| DATA FOR THIS EXERCISE |
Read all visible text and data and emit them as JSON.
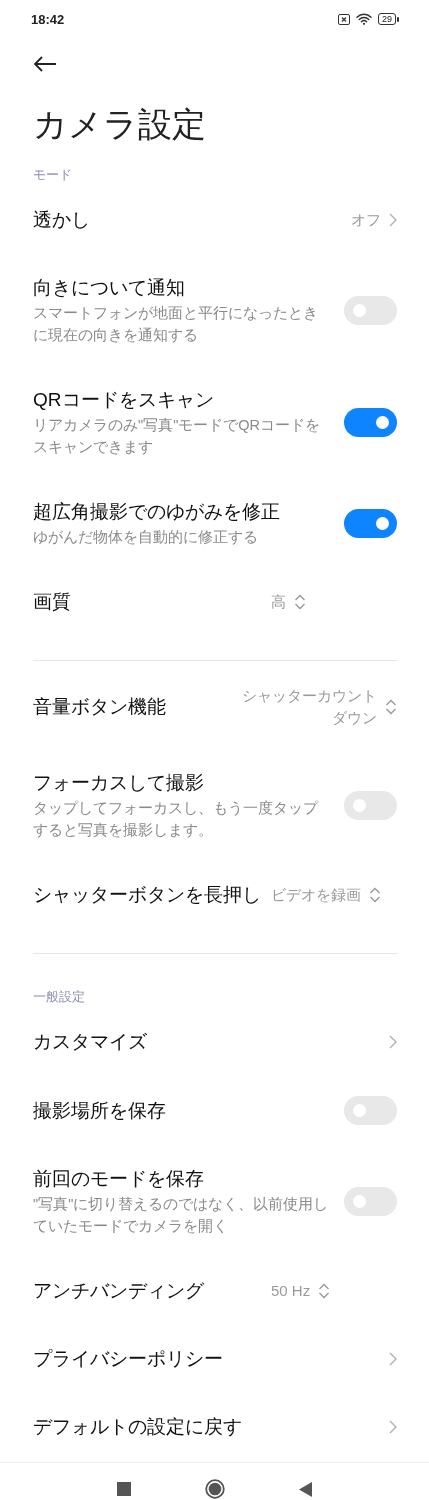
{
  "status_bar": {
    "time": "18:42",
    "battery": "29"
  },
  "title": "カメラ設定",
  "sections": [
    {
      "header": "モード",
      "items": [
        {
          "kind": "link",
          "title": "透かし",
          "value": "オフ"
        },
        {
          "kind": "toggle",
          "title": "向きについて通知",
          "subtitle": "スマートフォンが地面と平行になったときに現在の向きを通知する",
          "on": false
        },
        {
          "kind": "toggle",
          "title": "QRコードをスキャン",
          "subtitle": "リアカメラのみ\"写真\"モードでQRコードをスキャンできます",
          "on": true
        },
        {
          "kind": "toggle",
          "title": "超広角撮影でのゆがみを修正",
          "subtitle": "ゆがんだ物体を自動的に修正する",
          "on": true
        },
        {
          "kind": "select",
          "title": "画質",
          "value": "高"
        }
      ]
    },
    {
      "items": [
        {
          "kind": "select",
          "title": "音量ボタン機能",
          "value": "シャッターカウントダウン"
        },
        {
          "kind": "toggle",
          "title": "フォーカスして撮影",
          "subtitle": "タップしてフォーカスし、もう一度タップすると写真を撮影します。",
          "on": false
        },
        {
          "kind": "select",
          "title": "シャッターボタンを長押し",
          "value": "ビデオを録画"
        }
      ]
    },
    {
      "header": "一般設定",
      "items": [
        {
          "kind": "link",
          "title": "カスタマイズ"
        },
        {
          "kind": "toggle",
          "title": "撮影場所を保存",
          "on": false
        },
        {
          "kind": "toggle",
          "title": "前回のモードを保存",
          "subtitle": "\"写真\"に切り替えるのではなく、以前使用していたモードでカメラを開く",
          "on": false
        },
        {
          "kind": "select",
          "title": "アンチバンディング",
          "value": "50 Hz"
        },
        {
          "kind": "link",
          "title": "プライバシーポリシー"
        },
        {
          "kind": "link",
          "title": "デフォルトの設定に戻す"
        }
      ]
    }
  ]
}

| EXERCISE GOAL |
Reproduce all entries without any change, and omit the pictures.

| TASK RESULT |
Read all visible text and data and emit them as JSON.
{
  "status_bar": {
    "time": "18:42",
    "battery": "29"
  },
  "title": "カメラ設定",
  "sections": [
    {
      "header": "モード",
      "items": [
        {
          "kind": "link",
          "title": "透かし",
          "value": "オフ"
        },
        {
          "kind": "toggle",
          "title": "向きについて通知",
          "subtitle": "スマートフォンが地面と平行になったときに現在の向きを通知する",
          "on": false
        },
        {
          "kind": "toggle",
          "title": "QRコードをスキャン",
          "subtitle": "リアカメラのみ\"写真\"モードでQRコードをスキャンできます",
          "on": true
        },
        {
          "kind": "toggle",
          "title": "超広角撮影でのゆがみを修正",
          "subtitle": "ゆがんだ物体を自動的に修正する",
          "on": true
        },
        {
          "kind": "select",
          "title": "画質",
          "value": "高"
        }
      ]
    },
    {
      "items": [
        {
          "kind": "select",
          "title": "音量ボタン機能",
          "value": "シャッターカウントダウン"
        },
        {
          "kind": "toggle",
          "title": "フォーカスして撮影",
          "subtitle": "タップしてフォーカスし、もう一度タップすると写真を撮影します。",
          "on": false
        },
        {
          "kind": "select",
          "title": "シャッターボタンを長押し",
          "value": "ビデオを録画"
        }
      ]
    },
    {
      "header": "一般設定",
      "items": [
        {
          "kind": "link",
          "title": "カスタマイズ"
        },
        {
          "kind": "toggle",
          "title": "撮影場所を保存",
          "on": false
        },
        {
          "kind": "toggle",
          "title": "前回のモードを保存",
          "subtitle": "\"写真\"に切り替えるのではなく、以前使用していたモードでカメラを開く",
          "on": false
        },
        {
          "kind": "select",
          "title": "アンチバンディング",
          "value": "50 Hz"
        },
        {
          "kind": "link",
          "title": "プライバシーポリシー"
        },
        {
          "kind": "link",
          "title": "デフォルトの設定に戻す"
        }
      ]
    }
  ]
}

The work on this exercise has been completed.